= BRIEF =
Write out all of the data exactly as it appears.

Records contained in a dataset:
────────

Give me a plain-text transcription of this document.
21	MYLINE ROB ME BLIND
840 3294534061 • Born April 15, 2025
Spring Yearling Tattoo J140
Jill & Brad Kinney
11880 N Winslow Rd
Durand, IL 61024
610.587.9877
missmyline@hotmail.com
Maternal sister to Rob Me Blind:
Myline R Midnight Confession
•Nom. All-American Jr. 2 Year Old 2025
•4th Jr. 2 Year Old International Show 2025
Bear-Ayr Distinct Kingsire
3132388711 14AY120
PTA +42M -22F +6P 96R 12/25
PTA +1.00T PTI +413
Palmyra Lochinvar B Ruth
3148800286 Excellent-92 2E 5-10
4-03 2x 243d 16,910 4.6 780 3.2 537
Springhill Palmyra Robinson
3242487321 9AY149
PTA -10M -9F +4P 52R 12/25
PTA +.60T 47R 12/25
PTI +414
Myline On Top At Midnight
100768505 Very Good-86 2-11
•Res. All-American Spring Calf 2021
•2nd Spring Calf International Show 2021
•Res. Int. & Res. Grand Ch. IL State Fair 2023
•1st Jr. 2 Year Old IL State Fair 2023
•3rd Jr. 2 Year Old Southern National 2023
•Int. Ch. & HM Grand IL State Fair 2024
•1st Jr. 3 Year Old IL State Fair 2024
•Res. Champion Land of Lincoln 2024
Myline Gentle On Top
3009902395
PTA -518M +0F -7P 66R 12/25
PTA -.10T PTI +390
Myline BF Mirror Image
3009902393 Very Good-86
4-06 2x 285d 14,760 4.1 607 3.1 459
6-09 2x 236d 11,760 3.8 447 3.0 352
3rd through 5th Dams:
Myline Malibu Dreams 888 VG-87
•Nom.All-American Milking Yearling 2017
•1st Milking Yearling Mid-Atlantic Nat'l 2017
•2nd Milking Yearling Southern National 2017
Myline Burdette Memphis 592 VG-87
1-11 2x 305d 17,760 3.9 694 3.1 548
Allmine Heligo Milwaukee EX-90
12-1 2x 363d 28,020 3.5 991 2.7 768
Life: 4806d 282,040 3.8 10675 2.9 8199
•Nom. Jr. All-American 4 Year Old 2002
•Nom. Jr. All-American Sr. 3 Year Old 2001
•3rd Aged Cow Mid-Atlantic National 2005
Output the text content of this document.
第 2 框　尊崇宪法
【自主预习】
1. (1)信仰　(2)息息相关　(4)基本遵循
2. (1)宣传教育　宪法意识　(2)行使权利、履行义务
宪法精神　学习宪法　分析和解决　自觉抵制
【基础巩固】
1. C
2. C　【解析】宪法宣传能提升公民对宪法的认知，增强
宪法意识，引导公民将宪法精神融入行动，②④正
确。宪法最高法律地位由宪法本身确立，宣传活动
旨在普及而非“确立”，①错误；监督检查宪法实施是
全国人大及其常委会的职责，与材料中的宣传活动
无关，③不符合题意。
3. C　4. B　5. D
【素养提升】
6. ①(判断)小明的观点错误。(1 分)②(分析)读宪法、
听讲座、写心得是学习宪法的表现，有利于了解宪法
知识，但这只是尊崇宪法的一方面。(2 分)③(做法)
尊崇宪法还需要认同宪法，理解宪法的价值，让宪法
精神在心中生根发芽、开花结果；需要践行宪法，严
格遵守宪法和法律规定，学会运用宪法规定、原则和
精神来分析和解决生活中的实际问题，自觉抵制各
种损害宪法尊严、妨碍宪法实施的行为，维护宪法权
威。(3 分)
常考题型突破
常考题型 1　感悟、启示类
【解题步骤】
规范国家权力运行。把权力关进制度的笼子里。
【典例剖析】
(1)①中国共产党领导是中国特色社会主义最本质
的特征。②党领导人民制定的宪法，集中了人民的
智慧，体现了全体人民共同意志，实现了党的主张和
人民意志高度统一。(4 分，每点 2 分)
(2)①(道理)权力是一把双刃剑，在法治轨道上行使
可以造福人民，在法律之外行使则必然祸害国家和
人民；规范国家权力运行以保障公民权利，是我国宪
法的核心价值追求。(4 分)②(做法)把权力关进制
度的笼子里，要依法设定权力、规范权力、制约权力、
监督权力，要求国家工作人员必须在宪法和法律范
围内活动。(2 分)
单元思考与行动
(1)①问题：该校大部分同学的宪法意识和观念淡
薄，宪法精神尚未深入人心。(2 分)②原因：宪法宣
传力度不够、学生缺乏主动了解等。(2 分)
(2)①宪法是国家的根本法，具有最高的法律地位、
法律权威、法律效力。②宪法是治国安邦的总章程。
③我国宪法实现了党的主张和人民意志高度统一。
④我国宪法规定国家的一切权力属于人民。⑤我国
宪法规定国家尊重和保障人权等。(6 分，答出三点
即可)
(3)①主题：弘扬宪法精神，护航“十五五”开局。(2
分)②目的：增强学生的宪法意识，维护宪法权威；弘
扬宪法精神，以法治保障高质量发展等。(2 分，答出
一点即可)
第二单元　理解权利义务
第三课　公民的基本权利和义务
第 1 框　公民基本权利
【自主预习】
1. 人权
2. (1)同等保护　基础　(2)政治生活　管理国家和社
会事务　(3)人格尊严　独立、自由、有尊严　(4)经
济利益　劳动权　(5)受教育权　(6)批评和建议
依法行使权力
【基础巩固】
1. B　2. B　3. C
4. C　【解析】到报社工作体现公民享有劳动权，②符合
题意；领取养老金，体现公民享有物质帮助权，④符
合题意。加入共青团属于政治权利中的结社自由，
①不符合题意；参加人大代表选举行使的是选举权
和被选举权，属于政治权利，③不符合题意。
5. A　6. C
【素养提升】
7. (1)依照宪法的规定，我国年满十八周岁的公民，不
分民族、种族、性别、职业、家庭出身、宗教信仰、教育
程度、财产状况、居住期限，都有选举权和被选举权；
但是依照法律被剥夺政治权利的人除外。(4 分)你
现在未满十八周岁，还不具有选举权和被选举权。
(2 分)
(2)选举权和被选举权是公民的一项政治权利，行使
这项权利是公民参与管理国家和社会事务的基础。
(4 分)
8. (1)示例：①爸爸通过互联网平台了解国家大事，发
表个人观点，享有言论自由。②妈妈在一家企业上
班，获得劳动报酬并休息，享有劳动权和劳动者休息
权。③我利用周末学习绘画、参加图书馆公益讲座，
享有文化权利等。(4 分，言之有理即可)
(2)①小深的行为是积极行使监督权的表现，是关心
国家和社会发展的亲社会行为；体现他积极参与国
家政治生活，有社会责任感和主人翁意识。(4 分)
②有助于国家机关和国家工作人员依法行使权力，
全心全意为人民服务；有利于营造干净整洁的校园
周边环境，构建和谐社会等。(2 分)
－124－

────────

= SOLUTION =
Give me a plain-text transcription of this document.
21	MYLINE ROB ME BLIND
840 3294534061 • Born April 15, 2025
Spring Yearling Tattoo J140
Jill & Brad Kinney
11880 N Winslow Rd
Durand, IL 61024
610.587.9877
missmyline@hotmail.com
Maternal sister to Rob Me Blind:
Myline R Midnight Confession
•Nom. All-American Jr. 2 Year Old 2025
•4th Jr. 2 Year Old International Show 2025
Bear-Ayr Distinct Kingsire
3132388711 14AY120
PTA +42M -22F +6P 96R 12/25
PTA +1.00T PTI +413
Palmyra Lochinvar B Ruth
3148800286 Excellent-92 2E 5-10
4-03 2x 243d 16,910 4.6 780 3.2 537
Springhill Palmyra Robinson
3242487321 9AY149
PTA -10M -9F +4P 52R 12/25
PTA +.60T 47R 12/25
PTI +414
Myline On Top At Midnight
100768505 Very Good-86 2-11
•Res. All-American Spring Calf 2021
•2nd Spring Calf International Show 2021
•Res. Int. & Res. Grand Ch. IL State Fair 2023
•1st Jr. 2 Year Old IL State Fair 2023
•3rd Jr. 2 Year Old Southern National 2023
•Int. Ch. & HM Grand IL State Fair 2024
•1st Jr. 3 Year Old IL State Fair 2024
•Res. Champion Land of Lincoln 2024
Myline Gentle On Top
3009902395
PTA -518M +0F -7P 66R 12/25
PTA -.10T PTI +390
Myline BF Mirror Image
3009902393 Very Good-86
4-06 2x 285d 14,760 4.1 607 3.1 459
6-09 2x 236d 11,760 3.8 447 3.0 352
3rd through 5th Dams:
Myline Malibu Dreams 888 VG-87
•Nom.All-American Milking Yearling 2017
•1st Milking Yearling Mid-Atlantic Nat'l 2017
•2nd Milking Yearling Southern National 2017
Myline Burdette Memphis 592 VG-87
1-11 2x 305d 17,760 3.9 694 3.1 548
Allmine Heligo Milwaukee EX-90
12-1 2x 363d 28,020 3.5 991 2.7 768
Life: 4806d 282,040 3.8 10675 2.9 8199
•Nom. Jr. All-American 4 Year Old 2002
•Nom. Jr. All-American Sr. 3 Year Old 2001
•3rd Aged Cow Mid-Atlantic National 2005
Output the text content of this document.
第 2 框　尊崇宪法
【自主预习】
1. (1)信仰　(2)息息相关　(4)基本遵循
2. (1)宣传教育　宪法意识　(2)行使权利、履行义务
宪法精神　学习宪法　分析和解决　自觉抵制
【基础巩固】
1. C
2. C　【解析】宪法宣传能提升公民对宪法的认知，增强
宪法意识，引导公民将宪法精神融入行动，②④正
确。宪法最高法律地位由宪法本身确立，宣传活动
旨在普及而非“确立”，①错误；监督检查宪法实施是
全国人大及其常委会的职责，与材料中的宣传活动
无关，③不符合题意。
3. C　4. B　5. D
【素养提升】
6. ①(判断)小明的观点错误。(1 分)②(分析)读宪法、
听讲座、写心得是学习宪法的表现，有利于了解宪法
知识，但这只是尊崇宪法的一方面。(2 分)③(做法)
尊崇宪法还需要认同宪法，理解宪法的价值，让宪法
精神在心中生根发芽、开花结果；需要践行宪法，严
格遵守宪法和法律规定，学会运用宪法规定、原则和
精神来分析和解决生活中的实际问题，自觉抵制各
种损害宪法尊严、妨碍宪法实施的行为，维护宪法权
威。(3 分)
常考题型突破
常考题型 1　感悟、启示类
【解题步骤】
规范国家权力运行。把权力关进制度的笼子里。
【典例剖析】
(1)①中国共产党领导是中国特色社会主义最本质
的特征。②党领导人民制定的宪法，集中了人民的
智慧，体现了全体人民共同意志，实现了党的主张和
人民意志高度统一。(4 分，每点 2 分)
(2)①(道理)权力是一把双刃剑，在法治轨道上行使
可以造福人民，在法律之外行使则必然祸害国家和
人民；规范国家权力运行以保障公民权利，是我国宪
法的核心价值追求。(4 分)②(做法)把权力关进制
度的笼子里，要依法设定权力、规范权力、制约权力、
监督权力，要求国家工作人员必须在宪法和法律范
围内活动。(2 分)
单元思考与行动
(1)①问题：该校大部分同学的宪法意识和观念淡
薄，宪法精神尚未深入人心。(2 分)②原因：宪法宣
传力度不够、学生缺乏主动了解等。(2 分)
(2)①宪法是国家的根本法，具有最高的法律地位、
法律权威、法律效力。②宪法是治国安邦的总章程。
③我国宪法实现了党的主张和人民意志高度统一。
④我国宪法规定国家的一切权力属于人民。⑤我国
宪法规定国家尊重和保障人权等。(6 分，答出三点
即可)
(3)①主题：弘扬宪法精神，护航“十五五”开局。(2
分)②目的：增强学生的宪法意识，维护宪法权威；弘
扬宪法精神，以法治保障高质量发展等。(2 分，答出
一点即可)
第二单元　理解权利义务
第三课　公民的基本权利和义务
第 1 框　公民基本权利
【自主预习】
1. 人权
2. (1)同等保护　基础　(2)政治生活　管理国家和社
会事务　(3)人格尊严　独立、自由、有尊严　(4)经
济利益　劳动权　(5)受教育权　(6)批评和建议
依法行使权力
【基础巩固】
1. B　2. B　3. C
4. C　【解析】到报社工作体现公民享有劳动权，②符合
题意；领取养老金，体现公民享有物质帮助权，④符
合题意。加入共青团属于政治权利中的结社自由，
①不符合题意；参加人大代表选举行使的是选举权
和被选举权，属于政治权利，③不符合题意。
5. A　6. C
【素养提升】
7. (1)依照宪法的规定，我国年满十八周岁的公民，不
分民族、种族、性别、职业、家庭出身、宗教信仰、教育
程度、财产状况、居住期限，都有选举权和被选举权；
但是依照法律被剥夺政治权利的人除外。(4 分)你
现在未满十八周岁，还不具有选举权和被选举权。
(2 分)
(2)选举权和被选举权是公民的一项政治权利，行使
这项权利是公民参与管理国家和社会事务的基础。
(4 分)
8. (1)示例：①爸爸通过互联网平台了解国家大事，发
表个人观点，享有言论自由。②妈妈在一家企业上
班，获得劳动报酬并休息，享有劳动权和劳动者休息
权。③我利用周末学习绘画、参加图书馆公益讲座，
享有文化权利等。(4 分，言之有理即可)
(2)①小深的行为是积极行使监督权的表现，是关心
国家和社会发展的亲社会行为；体现他积极参与国
家政治生活，有社会责任感和主人翁意识。(4 分)
②有助于国家机关和国家工作人员依法行使权力，
全心全意为人民服务；有利于营造干净整洁的校园
周边环境，构建和谐社会等。(2 分)
－124－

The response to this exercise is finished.